## EXTRAIT
---------------

Budget en berne, recrutement compliqué : la rentrée morose des écoles d'ingénieurs

L'exécutif s'apprête à rogner les budgets des écoles d'ingénieurs. Dans un entretien aux « Echos », le nouveau président de la conférence des directeurs de ces écoles, Emmanuel Duflos, dénonce « les injonctions contraires » de l'exécutif qui veut pourtant former plus d'ingénieurs pour réindustrialiser la France.

Les écoles d'ingénieurs accueillent aujourd'hui 160.000 élèves.
Les écoles d'ingénieurs accueillent aujourd'hui 160.000 élèves. (M. libert/20 Minutes/SIPA)

---------------

## LIGNES ENREGISTRÉES

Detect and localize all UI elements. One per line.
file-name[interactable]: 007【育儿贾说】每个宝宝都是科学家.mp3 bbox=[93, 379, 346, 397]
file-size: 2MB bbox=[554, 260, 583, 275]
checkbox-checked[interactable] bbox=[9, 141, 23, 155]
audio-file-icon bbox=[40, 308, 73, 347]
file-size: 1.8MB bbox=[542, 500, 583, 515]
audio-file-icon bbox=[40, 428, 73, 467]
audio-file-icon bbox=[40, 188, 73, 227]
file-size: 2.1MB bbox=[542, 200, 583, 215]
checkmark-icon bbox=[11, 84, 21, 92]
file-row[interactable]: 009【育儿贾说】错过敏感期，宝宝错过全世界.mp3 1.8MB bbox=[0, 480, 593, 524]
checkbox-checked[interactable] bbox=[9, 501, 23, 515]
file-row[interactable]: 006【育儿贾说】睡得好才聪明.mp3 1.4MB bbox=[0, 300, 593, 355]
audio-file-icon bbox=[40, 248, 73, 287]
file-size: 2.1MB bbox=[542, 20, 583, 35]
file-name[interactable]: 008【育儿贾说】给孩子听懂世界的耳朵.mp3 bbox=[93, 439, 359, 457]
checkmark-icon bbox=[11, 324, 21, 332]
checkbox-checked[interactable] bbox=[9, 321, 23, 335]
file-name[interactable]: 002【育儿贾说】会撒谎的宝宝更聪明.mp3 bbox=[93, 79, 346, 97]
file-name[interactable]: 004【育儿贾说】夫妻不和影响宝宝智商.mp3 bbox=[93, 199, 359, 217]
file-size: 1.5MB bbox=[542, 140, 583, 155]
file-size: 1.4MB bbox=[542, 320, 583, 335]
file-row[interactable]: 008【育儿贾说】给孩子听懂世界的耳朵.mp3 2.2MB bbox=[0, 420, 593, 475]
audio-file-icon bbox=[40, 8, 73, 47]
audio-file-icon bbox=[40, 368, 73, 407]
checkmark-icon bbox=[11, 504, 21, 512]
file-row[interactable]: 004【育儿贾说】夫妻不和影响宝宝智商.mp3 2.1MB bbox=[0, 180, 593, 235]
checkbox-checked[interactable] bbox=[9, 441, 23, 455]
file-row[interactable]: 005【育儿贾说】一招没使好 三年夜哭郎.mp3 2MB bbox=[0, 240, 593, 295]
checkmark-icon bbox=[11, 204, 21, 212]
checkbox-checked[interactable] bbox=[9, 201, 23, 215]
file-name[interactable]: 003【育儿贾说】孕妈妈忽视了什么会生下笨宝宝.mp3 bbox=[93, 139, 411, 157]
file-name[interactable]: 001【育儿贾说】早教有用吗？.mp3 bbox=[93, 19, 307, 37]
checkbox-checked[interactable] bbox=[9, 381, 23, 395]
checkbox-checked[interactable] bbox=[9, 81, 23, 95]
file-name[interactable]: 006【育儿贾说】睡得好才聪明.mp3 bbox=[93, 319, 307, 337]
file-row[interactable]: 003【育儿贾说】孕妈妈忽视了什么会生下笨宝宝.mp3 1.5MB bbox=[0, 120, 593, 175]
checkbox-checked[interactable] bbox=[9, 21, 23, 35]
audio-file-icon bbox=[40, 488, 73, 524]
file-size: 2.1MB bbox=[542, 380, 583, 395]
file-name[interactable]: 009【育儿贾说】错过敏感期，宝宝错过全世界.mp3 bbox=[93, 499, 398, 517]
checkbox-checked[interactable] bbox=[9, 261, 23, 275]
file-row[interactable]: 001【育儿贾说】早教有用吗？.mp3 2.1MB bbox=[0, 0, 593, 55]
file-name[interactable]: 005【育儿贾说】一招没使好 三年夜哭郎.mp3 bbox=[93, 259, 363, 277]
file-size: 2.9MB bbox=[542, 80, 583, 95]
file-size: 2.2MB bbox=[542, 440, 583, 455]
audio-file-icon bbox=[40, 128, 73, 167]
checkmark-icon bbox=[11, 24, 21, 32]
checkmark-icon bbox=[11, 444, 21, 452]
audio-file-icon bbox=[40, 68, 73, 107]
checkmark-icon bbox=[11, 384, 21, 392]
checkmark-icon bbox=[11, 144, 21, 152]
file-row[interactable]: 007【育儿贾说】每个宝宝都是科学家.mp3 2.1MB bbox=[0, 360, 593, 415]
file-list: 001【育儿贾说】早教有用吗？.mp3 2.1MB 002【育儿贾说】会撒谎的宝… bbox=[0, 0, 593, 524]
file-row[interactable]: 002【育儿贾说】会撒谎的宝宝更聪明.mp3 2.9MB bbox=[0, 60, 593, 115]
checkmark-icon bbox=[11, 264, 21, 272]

---------------

## CONSIGNE
Relevez tous les noms propres qui figurent dans l'extrait sur les écoles d'ingénieurs, légende de la photo comprise, en ne citant chacun qu'une fois.

## CORRIGÉ COMPLET
- Emmanuel Duflos
- Echos
- France
- M. libert
- 20 Minutes
- SIPA